All of the material should be reproduced exactly, with pictures left out.

| Lines of data |
-.-.-

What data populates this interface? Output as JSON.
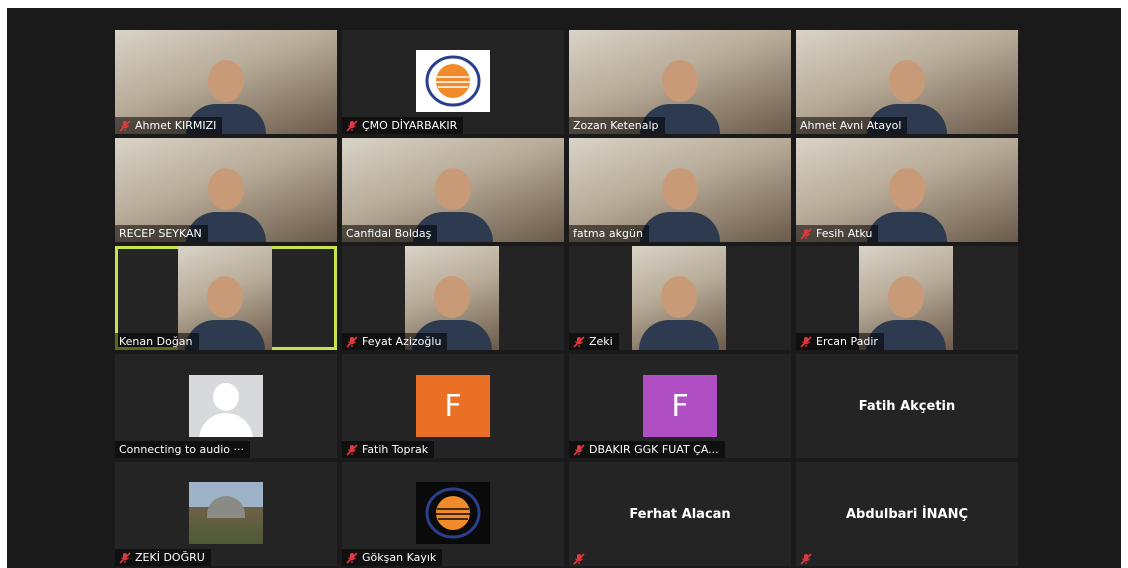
{
  "participants": [
    {
      "name": "Ahmet KIRMIZI",
      "muted": true,
      "kind": "video"
    },
    {
      "name": "ÇMO DİYARBAKIR",
      "muted": true,
      "kind": "logo"
    },
    {
      "name": "Zozan Ketenalp",
      "muted": false,
      "kind": "video"
    },
    {
      "name": "Ahmet Avni Atayol",
      "muted": false,
      "kind": "video"
    },
    {
      "name": "RECEP SEYKAN",
      "muted": false,
      "kind": "video"
    },
    {
      "name": "Canfidal Boldaş",
      "muted": false,
      "kind": "video"
    },
    {
      "name": "fatma akgün",
      "muted": false,
      "kind": "video"
    },
    {
      "name": "Fesih Atku",
      "muted": true,
      "kind": "video"
    },
    {
      "name": "Kenan Doğan",
      "muted": false,
      "kind": "video-narrow",
      "active": true
    },
    {
      "name": "Feyat Azizoğlu",
      "muted": true,
      "kind": "video-narrow"
    },
    {
      "name": "Zeki",
      "muted": true,
      "kind": "video-narrow"
    },
    {
      "name": "Ercan Padir",
      "muted": true,
      "kind": "video-narrow"
    },
    {
      "name": "Connecting to audio ···",
      "muted": false,
      "kind": "generic-avatar"
    },
    {
      "name": "Fatih Toprak",
      "muted": true,
      "kind": "letter",
      "letter": "F",
      "color": "#ea7026"
    },
    {
      "name": "DBAKIR GGK FUAT ÇA...",
      "muted": true,
      "kind": "letter",
      "letter": "F",
      "color": "#b04fc4"
    },
    {
      "name": "Fatih Akçetin",
      "muted": false,
      "kind": "name-only"
    },
    {
      "name": "ZEKİ DOĞRU",
      "muted": true,
      "kind": "photo"
    },
    {
      "name": "Gökşan Kayık",
      "muted": true,
      "kind": "logo-dark"
    },
    {
      "name": "Ferhat Alacan",
      "muted": true,
      "kind": "name-only"
    },
    {
      "name": "Abdulbari İNANÇ",
      "muted": true,
      "kind": "name-only"
    }
  ],
  "colors": {
    "window_bg": "#1a1a1a",
    "tile_bg": "#242424",
    "active_border": "#c7e44a",
    "mute_icon": "#e0393e"
  },
  "icons": {
    "mute": "microphone-muted-icon",
    "avatar": "user-avatar-icon"
  }
}
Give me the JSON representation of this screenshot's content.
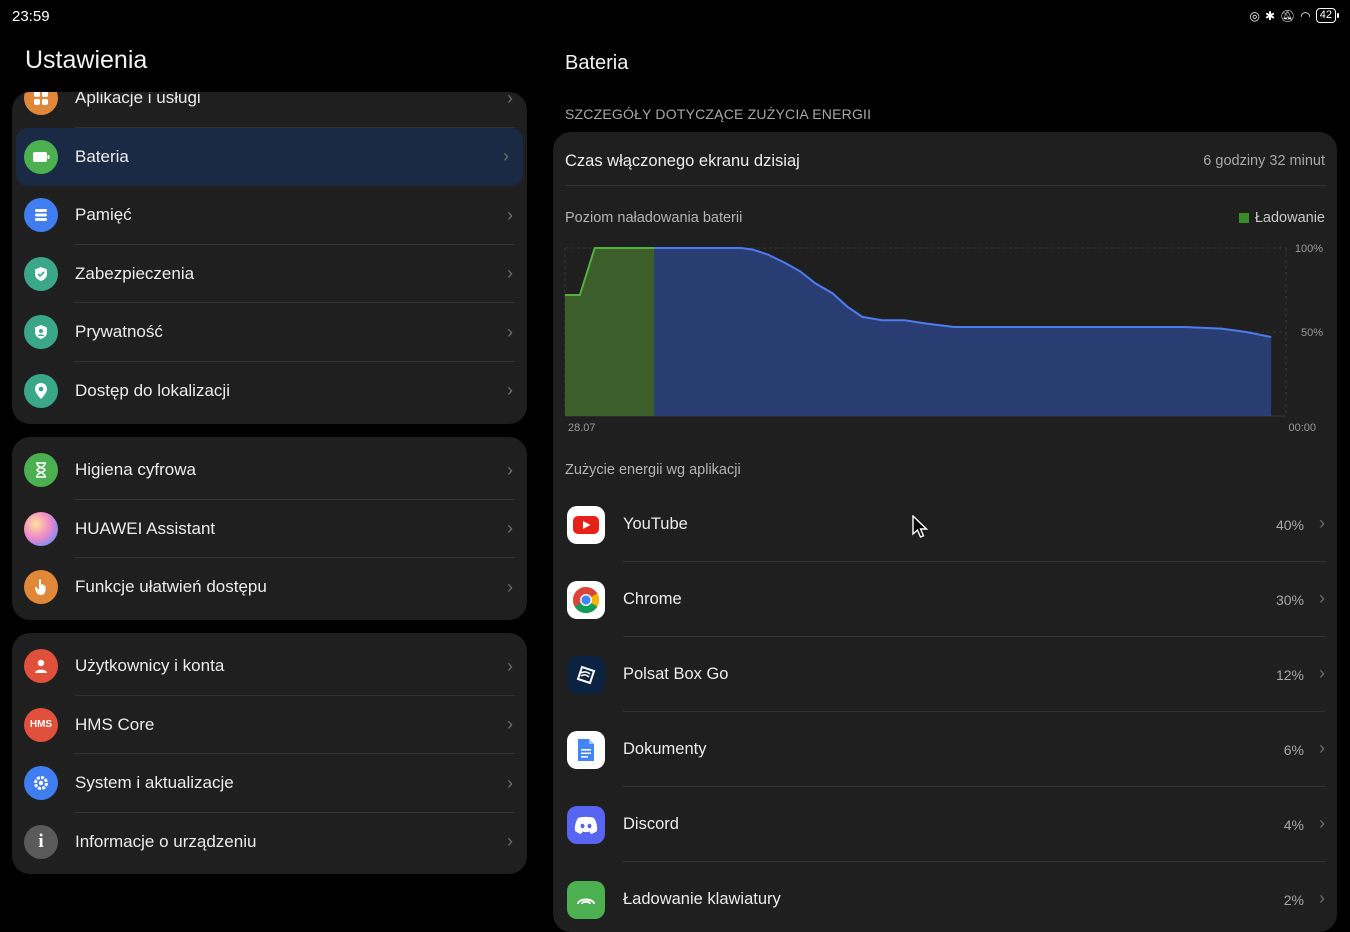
{
  "status": {
    "time": "23:59",
    "battery": "42"
  },
  "left": {
    "title": "Ustawienia",
    "groups": [
      {
        "items": [
          {
            "label": "Aplikacje i usługi",
            "icon": "apps-icon",
            "color": "#e0873a"
          },
          {
            "label": "Bateria",
            "icon": "battery-icon",
            "color": "#4caf50",
            "selected": true
          },
          {
            "label": "Pamięć",
            "icon": "storage-icon",
            "color": "#3f7df0"
          },
          {
            "label": "Zabezpieczenia",
            "icon": "shield-icon",
            "color": "#3aa888"
          },
          {
            "label": "Prywatność",
            "icon": "privacy-icon",
            "color": "#3aa888"
          },
          {
            "label": "Dostęp do lokalizacji",
            "icon": "location-icon",
            "color": "#3aa888"
          }
        ]
      },
      {
        "items": [
          {
            "label": "Higiena cyfrowa",
            "icon": "hourglass-icon",
            "color": "#4caf50"
          },
          {
            "label": "HUAWEI Assistant",
            "icon": "assistant-icon",
            "color": "#c47cd8"
          },
          {
            "label": "Funkcje ułatwień dostępu",
            "icon": "hand-icon",
            "color": "#e0873a"
          }
        ]
      },
      {
        "items": [
          {
            "label": "Użytkownicy i konta",
            "icon": "user-icon",
            "color": "#e0503a"
          },
          {
            "label": "HMS Core",
            "icon": "hms-icon",
            "color": "#e0503a",
            "glyph": "HMS"
          },
          {
            "label": "System i aktualizacje",
            "icon": "gear-icon",
            "color": "#3f7df0"
          },
          {
            "label": "Informacje o urządzeniu",
            "icon": "info-icon",
            "color": "#5a5a5a",
            "glyph": "i"
          }
        ]
      }
    ]
  },
  "right": {
    "title": "Bateria",
    "section_header": "SZCZEGÓŁY DOTYCZĄCE ZUŻYCIA ENERGII",
    "screen_time_label": "Czas włączonego ekranu dzisiaj",
    "screen_time_value": "6 godziny 32 minut",
    "chart_title": "Poziom naładowania baterii",
    "legend_label": "Ładowanie",
    "apps_title": "Zużycie energii wg aplikacji",
    "apps": [
      {
        "name": "YouTube",
        "pct": "40%",
        "icon": "youtube-icon"
      },
      {
        "name": "Chrome",
        "pct": "30%",
        "icon": "chrome-icon"
      },
      {
        "name": "Polsat Box Go",
        "pct": "12%",
        "icon": "polsat-icon"
      },
      {
        "name": "Dokumenty",
        "pct": "6%",
        "icon": "docs-icon"
      },
      {
        "name": "Discord",
        "pct": "4%",
        "icon": "discord-icon"
      },
      {
        "name": "Ładowanie klawiatury",
        "pct": "2%",
        "icon": "keyboard-icon"
      }
    ]
  },
  "chart_data": {
    "type": "area",
    "title": "Poziom naładowania baterii",
    "x_tick_labels": [
      "28.07",
      "00:00"
    ],
    "y_tick_labels": [
      "100%",
      "50%"
    ],
    "ylim": [
      0,
      100
    ],
    "x_unit": "hours since 00:00 on 28.07",
    "x": [
      0,
      0.6,
      1.2,
      3.6,
      7.1,
      7.6,
      8.2,
      8.9,
      9.5,
      10.1,
      10.8,
      11.4,
      12.0,
      12.8,
      13.7,
      14.6,
      15.7,
      23.9,
      24.0,
      24.5,
      25.0,
      26.5,
      27.5,
      28.5
    ],
    "y": [
      72,
      72,
      100,
      100,
      100,
      99,
      96,
      91,
      86,
      79,
      73,
      65,
      59,
      57,
      57,
      55,
      53,
      53,
      53,
      53,
      53,
      52,
      50,
      47
    ],
    "charging_ranges": [
      [
        0,
        3.6
      ]
    ],
    "xlim": [
      0,
      29.1
    ],
    "legend": [
      {
        "name": "Ładowanie",
        "color": "#3a8a2a"
      }
    ],
    "colors": {
      "discharge_fill": "#2a3f78",
      "discharge_line": "#4d7cf0",
      "charge_fill": "#3b5e2a",
      "charge_line": "#55b040"
    },
    "grid": true
  }
}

-.-.-

| WRITTEN REPLY |
What data populates this interface? Output as JSON.
{
  "participants": [
    {
      "name": "Ahmet KIRMIZI",
      "muted": true,
      "kind": "video"
    },
    {
      "name": "ÇMO DİYARBAKIR",
      "muted": true,
      "kind": "logo"
    },
    {
      "name": "Zozan Ketenalp",
      "muted": false,
      "kind": "video"
    },
    {
      "name": "Ahmet Avni Atayol",
      "muted": false,
      "kind": "video"
    },
    {
      "name": "RECEP SEYKAN",
      "muted": false,
      "kind": "video"
    },
    {
      "name": "Canfidal Boldaş",
      "muted": false,
      "kind": "video"
    },
    {
      "name": "fatma akgün",
      "muted": false,
      "kind": "video"
    },
    {
      "name": "Fesih Atku",
      "muted": true,
      "kind": "video"
    },
    {
      "name": "Kenan Doğan",
      "muted": false,
      "kind": "video-narrow",
      "active": true
    },
    {
      "name": "Feyat Azizoğlu",
      "muted": true,
      "kind": "video-narrow"
    },
    {
      "name": "Zeki",
      "muted": true,
      "kind": "video-narrow"
    },
    {
      "name": "Ercan Padir",
      "muted": true,
      "kind": "video-narrow"
    },
    {
      "name": "Connecting to audio ···",
      "muted": false,
      "kind": "generic-avatar"
    },
    {
      "name": "Fatih Toprak",
      "muted": true,
      "kind": "letter",
      "letter": "F",
      "color": "#ea7026"
    },
    {
      "name": "DBAKIR GGK FUAT ÇA...",
      "muted": true,
      "kind": "letter",
      "letter": "F",
      "color": "#b04fc4"
    },
    {
      "name": "Fatih Akçetin",
      "muted": false,
      "kind": "name-only"
    },
    {
      "name": "ZEKİ DOĞRU",
      "muted": true,
      "kind": "photo"
    },
    {
      "name": "Gökşan Kayık",
      "muted": true,
      "kind": "logo-dark"
    },
    {
      "name": "Ferhat Alacan",
      "muted": true,
      "kind": "name-only"
    },
    {
      "name": "Abdulbari İNANÇ",
      "muted": true,
      "kind": "name-only"
    }
  ],
  "colors": {
    "window_bg": "#1a1a1a",
    "tile_bg": "#242424",
    "active_border": "#c7e44a",
    "mute_icon": "#e0393e"
  },
  "icons": {
    "mute": "microphone-muted-icon",
    "avatar": "user-avatar-icon"
  }
}
Give me the JSON representation of this screenshot's content.
{
  "status": {
    "time": "23:59",
    "battery": "42"
  },
  "left": {
    "title": "Ustawienia",
    "groups": [
      {
        "items": [
          {
            "label": "Aplikacje i usługi",
            "icon": "apps-icon",
            "color": "#e0873a"
          },
          {
            "label": "Bateria",
            "icon": "battery-icon",
            "color": "#4caf50",
            "selected": true
          },
          {
            "label": "Pamięć",
            "icon": "storage-icon",
            "color": "#3f7df0"
          },
          {
            "label": "Zabezpieczenia",
            "icon": "shield-icon",
            "color": "#3aa888"
          },
          {
            "label": "Prywatność",
            "icon": "privacy-icon",
            "color": "#3aa888"
          },
          {
            "label": "Dostęp do lokalizacji",
            "icon": "location-icon",
            "color": "#3aa888"
          }
        ]
      },
      {
        "items": [
          {
            "label": "Higiena cyfrowa",
            "icon": "hourglass-icon",
            "color": "#4caf50"
          },
          {
            "label": "HUAWEI Assistant",
            "icon": "assistant-icon",
            "color": "#c47cd8"
          },
          {
            "label": "Funkcje ułatwień dostępu",
            "icon": "hand-icon",
            "color": "#e0873a"
          }
        ]
      },
      {
        "items": [
          {
            "label": "Użytkownicy i konta",
            "icon": "user-icon",
            "color": "#e0503a"
          },
          {
            "label": "HMS Core",
            "icon": "hms-icon",
            "color": "#e0503a",
            "glyph": "HMS"
          },
          {
            "label": "System i aktualizacje",
            "icon": "gear-icon",
            "color": "#3f7df0"
          },
          {
            "label": "Informacje o urządzeniu",
            "icon": "info-icon",
            "color": "#5a5a5a",
            "glyph": "i"
          }
        ]
      }
    ]
  },
  "right": {
    "title": "Bateria",
    "section_header": "SZCZEGÓŁY DOTYCZĄCE ZUŻYCIA ENERGII",
    "screen_time_label": "Czas włączonego ekranu dzisiaj",
    "screen_time_value": "6 godziny 32 minut",
    "chart_title": "Poziom naładowania baterii",
    "legend_label": "Ładowanie",
    "apps_title": "Zużycie energii wg aplikacji",
    "apps": [
      {
        "name": "YouTube",
        "pct": "40%",
        "icon": "youtube-icon"
      },
      {
        "name": "Chrome",
        "pct": "30%",
        "icon": "chrome-icon"
      },
      {
        "name": "Polsat Box Go",
        "pct": "12%",
        "icon": "polsat-icon"
      },
      {
        "name": "Dokumenty",
        "pct": "6%",
        "icon": "docs-icon"
      },
      {
        "name": "Discord",
        "pct": "4%",
        "icon": "discord-icon"
      },
      {
        "name": "Ładowanie klawiatury",
        "pct": "2%",
        "icon": "keyboard-icon"
      }
    ]
  },
  "chart_data": {
    "type": "area",
    "title": "Poziom naładowania baterii",
    "x_tick_labels": [
      "28.07",
      "00:00"
    ],
    "y_tick_labels": [
      "100%",
      "50%"
    ],
    "ylim": [
      0,
      100
    ],
    "x_unit": "hours since 00:00 on 28.07",
    "x": [
      0,
      0.6,
      1.2,
      3.6,
      7.1,
      7.6,
      8.2,
      8.9,
      9.5,
      10.1,
      10.8,
      11.4,
      12.0,
      12.8,
      13.7,
      14.6,
      15.7,
      23.9,
      24.0,
      24.5,
      25.0,
      26.5,
      27.5,
      28.5
    ],
    "y": [
      72,
      72,
      100,
      100,
      100,
      99,
      96,
      91,
      86,
      79,
      73,
      65,
      59,
      57,
      57,
      55,
      53,
      53,
      53,
      53,
      53,
      52,
      50,
      47
    ],
    "charging_ranges": [
      [
        0,
        3.6
      ]
    ],
    "xlim": [
      0,
      29.1
    ],
    "legend": [
      {
        "name": "Ładowanie",
        "color": "#3a8a2a"
      }
    ],
    "colors": {
      "discharge_fill": "#2a3f78",
      "discharge_line": "#4d7cf0",
      "charge_fill": "#3b5e2a",
      "charge_line": "#55b040"
    },
    "grid": true
  }
}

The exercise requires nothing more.